What needs to be done: Restate each entry word for word, leaving nothing out.

Information provided:

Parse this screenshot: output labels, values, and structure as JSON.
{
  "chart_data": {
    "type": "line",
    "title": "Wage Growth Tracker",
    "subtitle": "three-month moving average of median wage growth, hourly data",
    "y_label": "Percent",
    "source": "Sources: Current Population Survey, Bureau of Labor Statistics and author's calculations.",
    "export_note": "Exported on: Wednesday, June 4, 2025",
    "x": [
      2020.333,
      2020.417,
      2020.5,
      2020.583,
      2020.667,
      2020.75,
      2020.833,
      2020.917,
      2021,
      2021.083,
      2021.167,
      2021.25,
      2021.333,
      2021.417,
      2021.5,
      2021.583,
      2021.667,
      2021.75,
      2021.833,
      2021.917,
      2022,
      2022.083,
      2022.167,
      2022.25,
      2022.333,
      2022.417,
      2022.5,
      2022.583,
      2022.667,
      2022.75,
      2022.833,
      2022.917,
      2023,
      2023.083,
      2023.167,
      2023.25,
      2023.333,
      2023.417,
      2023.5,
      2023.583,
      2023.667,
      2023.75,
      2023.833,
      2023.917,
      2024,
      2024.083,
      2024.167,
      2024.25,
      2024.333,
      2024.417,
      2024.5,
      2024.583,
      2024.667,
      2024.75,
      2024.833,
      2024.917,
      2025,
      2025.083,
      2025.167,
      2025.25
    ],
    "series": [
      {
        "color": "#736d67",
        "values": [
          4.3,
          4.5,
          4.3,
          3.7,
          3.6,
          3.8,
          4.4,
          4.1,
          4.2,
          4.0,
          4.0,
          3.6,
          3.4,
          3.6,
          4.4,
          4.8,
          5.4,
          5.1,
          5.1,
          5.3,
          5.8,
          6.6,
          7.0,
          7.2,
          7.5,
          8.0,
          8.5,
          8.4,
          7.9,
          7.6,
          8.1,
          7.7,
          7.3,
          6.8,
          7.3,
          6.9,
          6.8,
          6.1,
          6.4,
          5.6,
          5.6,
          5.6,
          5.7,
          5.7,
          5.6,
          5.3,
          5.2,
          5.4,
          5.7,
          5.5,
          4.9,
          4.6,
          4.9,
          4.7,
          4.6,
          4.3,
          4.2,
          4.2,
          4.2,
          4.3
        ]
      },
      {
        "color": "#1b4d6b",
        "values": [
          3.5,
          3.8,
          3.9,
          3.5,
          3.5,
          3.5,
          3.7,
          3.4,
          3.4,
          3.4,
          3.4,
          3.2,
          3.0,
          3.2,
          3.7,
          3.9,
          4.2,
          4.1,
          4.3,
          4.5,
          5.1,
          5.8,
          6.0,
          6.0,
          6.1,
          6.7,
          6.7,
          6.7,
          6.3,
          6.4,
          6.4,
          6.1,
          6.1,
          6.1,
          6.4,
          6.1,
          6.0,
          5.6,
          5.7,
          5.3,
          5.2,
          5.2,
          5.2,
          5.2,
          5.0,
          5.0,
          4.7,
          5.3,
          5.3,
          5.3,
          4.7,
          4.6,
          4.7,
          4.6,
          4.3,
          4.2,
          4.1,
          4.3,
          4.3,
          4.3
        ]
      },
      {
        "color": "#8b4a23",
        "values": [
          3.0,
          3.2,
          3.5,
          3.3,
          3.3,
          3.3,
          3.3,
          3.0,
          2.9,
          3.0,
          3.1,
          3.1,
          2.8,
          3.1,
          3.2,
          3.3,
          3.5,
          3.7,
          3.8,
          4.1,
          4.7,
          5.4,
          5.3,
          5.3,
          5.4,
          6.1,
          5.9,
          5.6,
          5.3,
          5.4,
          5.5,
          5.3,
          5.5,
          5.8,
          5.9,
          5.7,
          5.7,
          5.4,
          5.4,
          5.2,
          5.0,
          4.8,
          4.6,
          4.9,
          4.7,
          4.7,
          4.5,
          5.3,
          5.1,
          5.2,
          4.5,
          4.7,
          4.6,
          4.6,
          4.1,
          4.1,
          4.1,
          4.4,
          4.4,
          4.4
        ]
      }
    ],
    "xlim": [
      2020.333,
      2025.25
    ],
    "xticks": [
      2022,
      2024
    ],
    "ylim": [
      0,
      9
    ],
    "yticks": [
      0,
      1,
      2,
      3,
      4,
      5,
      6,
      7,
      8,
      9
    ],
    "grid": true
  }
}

Full output:
Parse this screenshot: output labels, values, and structure as JSON.
{
  "chart_data": {
    "type": "line",
    "title": "Wage Growth Tracker",
    "subtitle": "three-month moving average of median wage growth, hourly data",
    "y_label": "Percent",
    "source": "Sources: Current Population Survey, Bureau of Labor Statistics and author's calculations.",
    "export_note": "Exported on: Wednesday, June 4, 2025",
    "x": [
      2020.333,
      2020.417,
      2020.5,
      2020.583,
      2020.667,
      2020.75,
      2020.833,
      2020.917,
      2021,
      2021.083,
      2021.167,
      2021.25,
      2021.333,
      2021.417,
      2021.5,
      2021.583,
      2021.667,
      2021.75,
      2021.833,
      2021.917,
      2022,
      2022.083,
      2022.167,
      2022.25,
      2022.333,
      2022.417,
      2022.5,
      2022.583,
      2022.667,
      2022.75,
      2022.833,
      2022.917,
      2023,
      2023.083,
      2023.167,
      2023.25,
      2023.333,
      2023.417,
      2023.5,
      2023.583,
      2023.667,
      2023.75,
      2023.833,
      2023.917,
      2024,
      2024.083,
      2024.167,
      2024.25,
      2024.333,
      2024.417,
      2024.5,
      2024.583,
      2024.667,
      2024.75,
      2024.833,
      2024.917,
      2025,
      2025.083,
      2025.167,
      2025.25
    ],
    "series": [
      {
        "color": "#736d67",
        "values": [
          4.3,
          4.5,
          4.3,
          3.7,
          3.6,
          3.8,
          4.4,
          4.1,
          4.2,
          4.0,
          4.0,
          3.6,
          3.4,
          3.6,
          4.4,
          4.8,
          5.4,
          5.1,
          5.1,
          5.3,
          5.8,
          6.6,
          7.0,
          7.2,
          7.5,
          8.0,
          8.5,
          8.4,
          7.9,
          7.6,
          8.1,
          7.7,
          7.3,
          6.8,
          7.3,
          6.9,
          6.8,
          6.1,
          6.4,
          5.6,
          5.6,
          5.6,
          5.7,
          5.7,
          5.6,
          5.3,
          5.2,
          5.4,
          5.7,
          5.5,
          4.9,
          4.6,
          4.9,
          4.7,
          4.6,
          4.3,
          4.2,
          4.2,
          4.2,
          4.3
        ]
      },
      {
        "color": "#1b4d6b",
        "values": [
          3.5,
          3.8,
          3.9,
          3.5,
          3.5,
          3.5,
          3.7,
          3.4,
          3.4,
          3.4,
          3.4,
          3.2,
          3.0,
          3.2,
          3.7,
          3.9,
          4.2,
          4.1,
          4.3,
          4.5,
          5.1,
          5.8,
          6.0,
          6.0,
          6.1,
          6.7,
          6.7,
          6.7,
          6.3,
          6.4,
          6.4,
          6.1,
          6.1,
          6.1,
          6.4,
          6.1,
          6.0,
          5.6,
          5.7,
          5.3,
          5.2,
          5.2,
          5.2,
          5.2,
          5.0,
          5.0,
          4.7,
          5.3,
          5.3,
          5.3,
          4.7,
          4.6,
          4.7,
          4.6,
          4.3,
          4.2,
          4.1,
          4.3,
          4.3,
          4.3
        ]
      },
      {
        "color": "#8b4a23",
        "values": [
          3.0,
          3.2,
          3.5,
          3.3,
          3.3,
          3.3,
          3.3,
          3.0,
          2.9,
          3.0,
          3.1,
          3.1,
          2.8,
          3.1,
          3.2,
          3.3,
          3.5,
          3.7,
          3.8,
          4.1,
          4.7,
          5.4,
          5.3,
          5.3,
          5.4,
          6.1,
          5.9,
          5.6,
          5.3,
          5.4,
          5.5,
          5.3,
          5.5,
          5.8,
          5.9,
          5.7,
          5.7,
          5.4,
          5.4,
          5.2,
          5.0,
          4.8,
          4.6,
          4.9,
          4.7,
          4.7,
          4.5,
          5.3,
          5.1,
          5.2,
          4.5,
          4.7,
          4.6,
          4.6,
          4.1,
          4.1,
          4.1,
          4.4,
          4.4,
          4.4
        ]
      }
    ],
    "xlim": [
      2020.333,
      2025.25
    ],
    "xticks": [
      2022,
      2024
    ],
    "ylim": [
      0,
      9
    ],
    "yticks": [
      0,
      1,
      2,
      3,
      4,
      5,
      6,
      7,
      8,
      9
    ],
    "grid": true
  }
}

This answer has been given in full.